> EXERCISE GOAL: Copy out all lines carrying the word "terraced".

> RECORDS FOR THE TASK:
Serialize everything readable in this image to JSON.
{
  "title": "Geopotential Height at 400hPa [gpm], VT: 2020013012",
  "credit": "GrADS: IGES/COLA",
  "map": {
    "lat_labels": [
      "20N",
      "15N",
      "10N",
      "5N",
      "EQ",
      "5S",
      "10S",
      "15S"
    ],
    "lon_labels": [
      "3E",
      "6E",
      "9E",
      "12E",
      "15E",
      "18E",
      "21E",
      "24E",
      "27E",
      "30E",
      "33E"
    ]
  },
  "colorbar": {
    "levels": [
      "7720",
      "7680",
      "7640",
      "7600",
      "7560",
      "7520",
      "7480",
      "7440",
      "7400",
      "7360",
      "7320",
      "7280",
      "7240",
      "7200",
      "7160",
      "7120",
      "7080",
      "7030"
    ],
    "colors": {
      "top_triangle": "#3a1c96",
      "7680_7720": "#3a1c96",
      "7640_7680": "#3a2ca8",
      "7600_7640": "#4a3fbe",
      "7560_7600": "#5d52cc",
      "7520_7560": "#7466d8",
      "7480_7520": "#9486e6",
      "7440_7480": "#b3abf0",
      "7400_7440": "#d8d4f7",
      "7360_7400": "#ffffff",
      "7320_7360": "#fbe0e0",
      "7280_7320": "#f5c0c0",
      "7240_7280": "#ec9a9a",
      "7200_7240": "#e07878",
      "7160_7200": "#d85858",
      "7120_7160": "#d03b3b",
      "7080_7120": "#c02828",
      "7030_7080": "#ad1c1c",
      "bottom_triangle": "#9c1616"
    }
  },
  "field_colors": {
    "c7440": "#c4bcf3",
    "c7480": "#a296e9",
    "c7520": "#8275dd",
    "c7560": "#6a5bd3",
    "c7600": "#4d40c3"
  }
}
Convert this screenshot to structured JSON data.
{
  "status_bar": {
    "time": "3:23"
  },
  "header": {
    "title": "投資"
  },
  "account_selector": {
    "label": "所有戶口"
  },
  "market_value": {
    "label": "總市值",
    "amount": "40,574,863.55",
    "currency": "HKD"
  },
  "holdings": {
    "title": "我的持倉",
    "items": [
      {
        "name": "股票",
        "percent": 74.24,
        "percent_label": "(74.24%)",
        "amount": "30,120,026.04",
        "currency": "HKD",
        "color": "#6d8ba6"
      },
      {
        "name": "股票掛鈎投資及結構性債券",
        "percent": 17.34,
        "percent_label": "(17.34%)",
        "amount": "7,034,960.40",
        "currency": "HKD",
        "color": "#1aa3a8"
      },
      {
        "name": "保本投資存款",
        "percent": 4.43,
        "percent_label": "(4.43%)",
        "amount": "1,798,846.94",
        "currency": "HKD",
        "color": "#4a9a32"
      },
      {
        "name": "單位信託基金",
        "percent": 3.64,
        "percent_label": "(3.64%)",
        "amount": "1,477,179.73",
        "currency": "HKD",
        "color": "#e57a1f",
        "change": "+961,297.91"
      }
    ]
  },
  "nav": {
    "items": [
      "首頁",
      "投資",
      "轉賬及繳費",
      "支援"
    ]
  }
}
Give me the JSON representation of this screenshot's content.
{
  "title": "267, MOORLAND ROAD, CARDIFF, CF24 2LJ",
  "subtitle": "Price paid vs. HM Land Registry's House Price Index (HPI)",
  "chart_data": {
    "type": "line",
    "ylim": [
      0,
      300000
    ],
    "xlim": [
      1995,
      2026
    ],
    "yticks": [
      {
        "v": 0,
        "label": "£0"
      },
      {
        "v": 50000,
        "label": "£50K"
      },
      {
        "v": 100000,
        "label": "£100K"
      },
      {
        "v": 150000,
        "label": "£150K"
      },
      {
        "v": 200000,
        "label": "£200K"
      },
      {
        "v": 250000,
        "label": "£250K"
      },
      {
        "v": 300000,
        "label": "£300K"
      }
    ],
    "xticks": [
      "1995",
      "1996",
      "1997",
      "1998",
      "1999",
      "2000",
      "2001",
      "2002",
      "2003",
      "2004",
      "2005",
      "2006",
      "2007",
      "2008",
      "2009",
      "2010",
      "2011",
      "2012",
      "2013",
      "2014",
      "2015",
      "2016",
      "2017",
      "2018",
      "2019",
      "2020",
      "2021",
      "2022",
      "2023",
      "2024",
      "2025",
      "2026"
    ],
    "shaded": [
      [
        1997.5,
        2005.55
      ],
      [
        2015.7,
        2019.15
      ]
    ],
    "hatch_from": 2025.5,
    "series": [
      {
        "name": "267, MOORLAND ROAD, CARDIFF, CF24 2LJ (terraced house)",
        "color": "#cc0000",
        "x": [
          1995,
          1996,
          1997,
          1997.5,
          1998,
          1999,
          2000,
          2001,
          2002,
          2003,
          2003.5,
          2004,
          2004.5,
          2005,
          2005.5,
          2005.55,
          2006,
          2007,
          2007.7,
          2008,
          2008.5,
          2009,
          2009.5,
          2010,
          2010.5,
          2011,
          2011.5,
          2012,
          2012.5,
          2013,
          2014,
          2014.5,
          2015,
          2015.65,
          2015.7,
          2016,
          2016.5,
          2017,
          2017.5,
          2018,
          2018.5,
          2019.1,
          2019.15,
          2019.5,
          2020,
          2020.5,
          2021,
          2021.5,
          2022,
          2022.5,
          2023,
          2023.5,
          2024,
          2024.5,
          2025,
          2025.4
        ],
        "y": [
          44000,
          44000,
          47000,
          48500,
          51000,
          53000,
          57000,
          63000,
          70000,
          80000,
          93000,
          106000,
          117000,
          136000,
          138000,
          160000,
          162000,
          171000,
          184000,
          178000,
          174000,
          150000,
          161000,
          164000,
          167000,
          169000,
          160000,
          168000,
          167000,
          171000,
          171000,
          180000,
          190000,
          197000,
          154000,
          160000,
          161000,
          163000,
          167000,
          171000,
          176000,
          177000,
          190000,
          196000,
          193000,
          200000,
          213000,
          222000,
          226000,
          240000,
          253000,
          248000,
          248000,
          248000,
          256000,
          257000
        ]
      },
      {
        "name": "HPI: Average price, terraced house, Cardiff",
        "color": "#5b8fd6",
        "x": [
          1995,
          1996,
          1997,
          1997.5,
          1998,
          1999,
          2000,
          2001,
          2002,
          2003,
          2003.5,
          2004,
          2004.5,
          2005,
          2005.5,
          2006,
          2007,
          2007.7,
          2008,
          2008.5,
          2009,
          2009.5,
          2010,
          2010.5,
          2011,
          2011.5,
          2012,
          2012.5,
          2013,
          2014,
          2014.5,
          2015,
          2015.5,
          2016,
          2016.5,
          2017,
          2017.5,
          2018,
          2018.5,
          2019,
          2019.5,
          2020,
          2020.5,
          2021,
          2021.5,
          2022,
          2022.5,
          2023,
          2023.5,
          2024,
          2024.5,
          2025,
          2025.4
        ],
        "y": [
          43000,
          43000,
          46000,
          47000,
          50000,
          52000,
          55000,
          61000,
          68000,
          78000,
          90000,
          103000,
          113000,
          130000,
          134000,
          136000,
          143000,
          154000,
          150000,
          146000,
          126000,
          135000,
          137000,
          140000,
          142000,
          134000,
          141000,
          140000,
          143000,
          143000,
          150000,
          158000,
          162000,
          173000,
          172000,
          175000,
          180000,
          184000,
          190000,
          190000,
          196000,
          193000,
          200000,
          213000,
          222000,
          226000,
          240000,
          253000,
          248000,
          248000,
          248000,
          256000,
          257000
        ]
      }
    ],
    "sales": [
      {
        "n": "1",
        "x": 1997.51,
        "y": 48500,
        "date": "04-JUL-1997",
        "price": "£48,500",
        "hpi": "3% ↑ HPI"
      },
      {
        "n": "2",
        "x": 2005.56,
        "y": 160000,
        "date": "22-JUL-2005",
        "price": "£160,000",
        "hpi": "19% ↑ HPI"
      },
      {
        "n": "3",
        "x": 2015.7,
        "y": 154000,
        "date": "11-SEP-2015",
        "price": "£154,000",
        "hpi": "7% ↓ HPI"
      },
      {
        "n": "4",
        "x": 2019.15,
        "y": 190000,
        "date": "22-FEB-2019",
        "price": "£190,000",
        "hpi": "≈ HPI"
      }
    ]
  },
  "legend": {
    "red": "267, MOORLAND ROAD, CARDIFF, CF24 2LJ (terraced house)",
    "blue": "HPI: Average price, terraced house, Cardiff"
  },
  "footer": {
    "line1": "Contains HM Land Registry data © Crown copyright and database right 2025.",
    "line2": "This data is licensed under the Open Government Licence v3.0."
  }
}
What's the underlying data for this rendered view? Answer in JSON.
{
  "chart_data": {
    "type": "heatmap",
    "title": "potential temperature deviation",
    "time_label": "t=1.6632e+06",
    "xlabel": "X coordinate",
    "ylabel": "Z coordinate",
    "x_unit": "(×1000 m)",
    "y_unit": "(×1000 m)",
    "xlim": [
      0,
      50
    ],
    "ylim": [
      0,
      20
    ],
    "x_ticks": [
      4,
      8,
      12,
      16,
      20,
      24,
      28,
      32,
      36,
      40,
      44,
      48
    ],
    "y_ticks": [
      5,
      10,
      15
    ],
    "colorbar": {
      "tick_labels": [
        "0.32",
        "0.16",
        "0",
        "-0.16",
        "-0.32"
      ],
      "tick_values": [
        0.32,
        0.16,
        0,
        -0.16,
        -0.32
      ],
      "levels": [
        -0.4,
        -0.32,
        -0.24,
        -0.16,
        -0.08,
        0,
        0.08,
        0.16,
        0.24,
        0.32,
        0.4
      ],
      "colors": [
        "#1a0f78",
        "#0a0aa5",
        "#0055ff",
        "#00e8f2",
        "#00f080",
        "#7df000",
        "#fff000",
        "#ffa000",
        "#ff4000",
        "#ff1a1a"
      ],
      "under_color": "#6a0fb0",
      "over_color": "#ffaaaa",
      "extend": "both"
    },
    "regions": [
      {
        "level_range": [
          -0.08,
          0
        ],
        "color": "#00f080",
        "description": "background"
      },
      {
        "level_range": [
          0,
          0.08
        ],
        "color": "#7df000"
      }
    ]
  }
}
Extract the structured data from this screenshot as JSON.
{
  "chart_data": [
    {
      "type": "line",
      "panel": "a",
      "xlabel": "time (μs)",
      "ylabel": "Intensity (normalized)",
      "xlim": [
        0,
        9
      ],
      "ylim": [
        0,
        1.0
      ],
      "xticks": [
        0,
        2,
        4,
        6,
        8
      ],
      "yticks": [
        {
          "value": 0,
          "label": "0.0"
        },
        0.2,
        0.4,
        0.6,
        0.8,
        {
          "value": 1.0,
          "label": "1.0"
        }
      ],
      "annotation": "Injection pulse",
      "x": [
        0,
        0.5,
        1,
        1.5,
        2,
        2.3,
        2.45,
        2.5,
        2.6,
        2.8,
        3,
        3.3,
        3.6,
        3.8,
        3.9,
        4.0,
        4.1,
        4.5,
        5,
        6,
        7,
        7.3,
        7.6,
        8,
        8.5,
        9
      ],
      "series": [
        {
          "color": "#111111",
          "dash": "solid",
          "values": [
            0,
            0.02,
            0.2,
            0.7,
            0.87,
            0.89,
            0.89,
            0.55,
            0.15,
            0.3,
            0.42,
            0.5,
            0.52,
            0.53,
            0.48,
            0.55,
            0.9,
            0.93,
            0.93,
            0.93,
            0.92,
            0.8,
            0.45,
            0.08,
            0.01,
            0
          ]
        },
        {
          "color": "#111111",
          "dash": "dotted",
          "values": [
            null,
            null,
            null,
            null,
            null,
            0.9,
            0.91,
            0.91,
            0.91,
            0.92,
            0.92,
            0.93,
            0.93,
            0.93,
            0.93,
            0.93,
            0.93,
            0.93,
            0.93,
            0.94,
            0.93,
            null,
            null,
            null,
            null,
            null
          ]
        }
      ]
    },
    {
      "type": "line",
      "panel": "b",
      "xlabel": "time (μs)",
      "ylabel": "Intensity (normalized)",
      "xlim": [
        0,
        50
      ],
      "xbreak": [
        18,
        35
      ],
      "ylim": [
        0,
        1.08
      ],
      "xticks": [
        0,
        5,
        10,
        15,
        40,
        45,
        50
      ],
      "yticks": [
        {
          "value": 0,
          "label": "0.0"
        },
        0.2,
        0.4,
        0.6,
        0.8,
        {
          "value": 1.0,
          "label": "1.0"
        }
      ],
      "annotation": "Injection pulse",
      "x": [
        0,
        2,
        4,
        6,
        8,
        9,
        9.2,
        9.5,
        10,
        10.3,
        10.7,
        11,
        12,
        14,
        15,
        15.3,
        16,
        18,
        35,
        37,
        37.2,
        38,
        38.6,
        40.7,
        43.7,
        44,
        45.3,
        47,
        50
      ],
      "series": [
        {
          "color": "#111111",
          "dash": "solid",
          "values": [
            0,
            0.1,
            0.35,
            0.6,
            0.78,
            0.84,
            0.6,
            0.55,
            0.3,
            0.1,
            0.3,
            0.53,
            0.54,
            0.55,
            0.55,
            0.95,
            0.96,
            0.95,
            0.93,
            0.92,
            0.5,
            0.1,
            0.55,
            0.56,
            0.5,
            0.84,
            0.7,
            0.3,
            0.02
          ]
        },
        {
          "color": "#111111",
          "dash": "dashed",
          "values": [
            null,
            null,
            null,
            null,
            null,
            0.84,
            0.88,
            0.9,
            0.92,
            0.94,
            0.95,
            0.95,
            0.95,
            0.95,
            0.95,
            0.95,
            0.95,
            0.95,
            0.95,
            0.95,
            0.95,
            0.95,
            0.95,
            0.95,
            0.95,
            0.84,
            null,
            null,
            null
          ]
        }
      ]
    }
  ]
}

> RESPONSE TO THIS EXERCISE:
        "name": "267, MOORLAND ROAD, CARDIFF, CF24 2LJ (terraced house)",
        "name": "HPI: Average price, terraced house, Cardiff",
    "red": "267, MOORLAND ROAD, CARDIFF, CF24 2LJ (terraced house)",
    "blue": "HPI: Average price, terraced house, Cardiff"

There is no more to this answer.